(Saved entries)

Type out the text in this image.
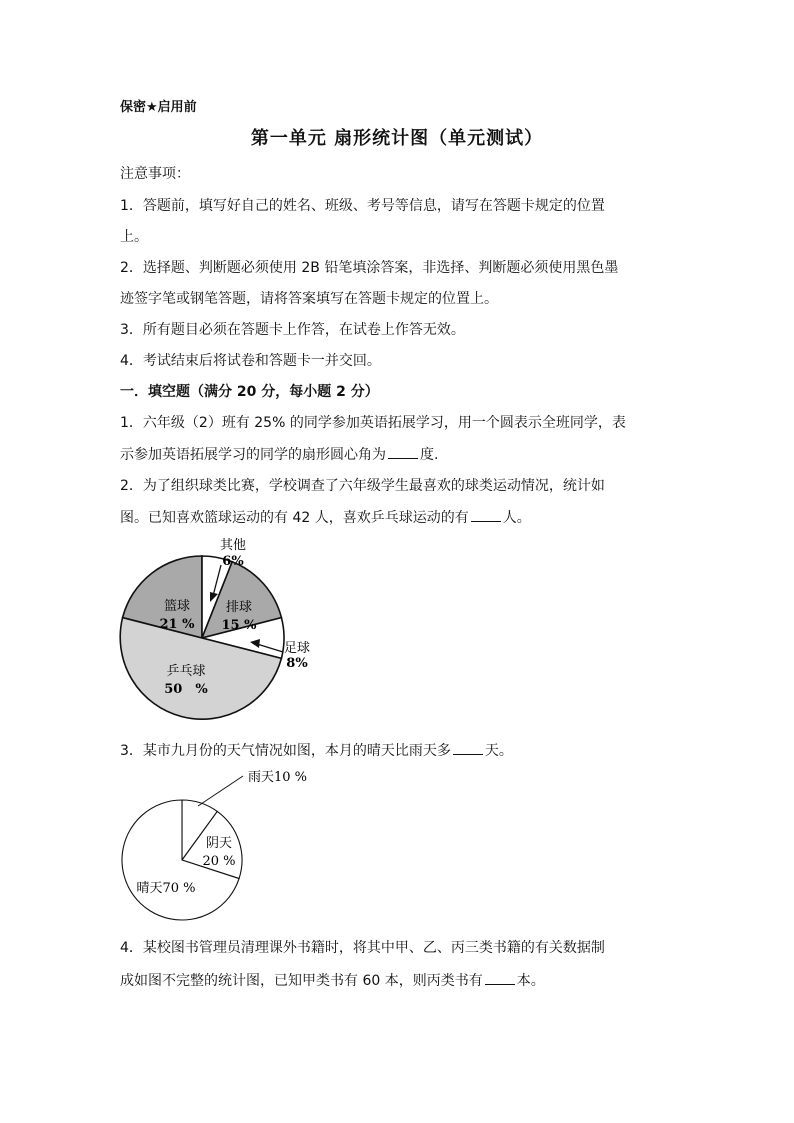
保密★启用前
第一单元 扇形统计图（单元测试）
注意事项：
1．答题前，填写好自己的姓名、班级、考号等信息，请写在答题卡规定的位置
上。
2．选择题、判断题必须使用 2B 铅笔填涂答案，非选择、判断题必须使用黑色墨
迹签字笔或钢笔答题，请将答案填写在答题卡规定的位置上。
3．所有题目必须在答题卡上作答，在试卷上作答无效。
4．考试结束后将试卷和答题卡一并交回。
一．填空题（满分 20 分，每小题 2 分）
1．六年级（2）班有 25% 的同学参加英语拓展学习，用一个圆表示全班同学，表
示参加英语拓展学习的同学的扇形圆心角为 度.
2．为了组织球类比赛，学校调查了六年级学生最喜欢的球类运动情况，统计如
图。已知喜欢篮球运动的有 42 人，喜欢乒乓球运动的有 人。
篮球
21 %
其他
6%
排球
15 %
足球
8%
乒乓球
50　%
3．某市九月份的天气情况如图，本月的晴天比雨天多 天。
雨天10 %
阴天
20 %
晴天70 %
4．某校图书管理员清理课外书籍时，将其中甲、乙、丙三类书籍的有关数据制
成如图不完整的统计图，已知甲类书有 60 本，则丙类书有 本。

• Exercise prompt: Output every entry verbatim. Pictures do not belong in the copy.

• Completed task:
Type out the text in this image.
保密★启用前
第一单元 扇形统计图（单元测试）
注意事项：
1．答题前，填写好自己的姓名、班级、考号等信息，请写在答题卡规定的位置
上。
2．选择题、判断题必须使用 2B 铅笔填涂答案，非选择、判断题必须使用黑色墨
迹签字笔或钢笔答题，请将答案填写在答题卡规定的位置上。
3．所有题目必须在答题卡上作答，在试卷上作答无效。
4．考试结束后将试卷和答题卡一并交回。
一．填空题（满分 20 分，每小题 2 分）
1．六年级（2）班有 25% 的同学参加英语拓展学习，用一个圆表示全班同学，表
示参加英语拓展学习的同学的扇形圆心角为 度.
2．为了组织球类比赛，学校调查了六年级学生最喜欢的球类运动情况，统计如
图。已知喜欢篮球运动的有 42 人，喜欢乒乓球运动的有 人。
篮球
21 %
其他
6%
排球
15 %
足球
8%
乒乓球
50　%
3．某市九月份的天气情况如图，本月的晴天比雨天多 天。
雨天10 %
阴天
20 %
晴天70 %
4．某校图书管理员清理课外书籍时，将其中甲、乙、丙三类书籍的有关数据制
成如图不完整的统计图，已知甲类书有 60 本，则丙类书有 本。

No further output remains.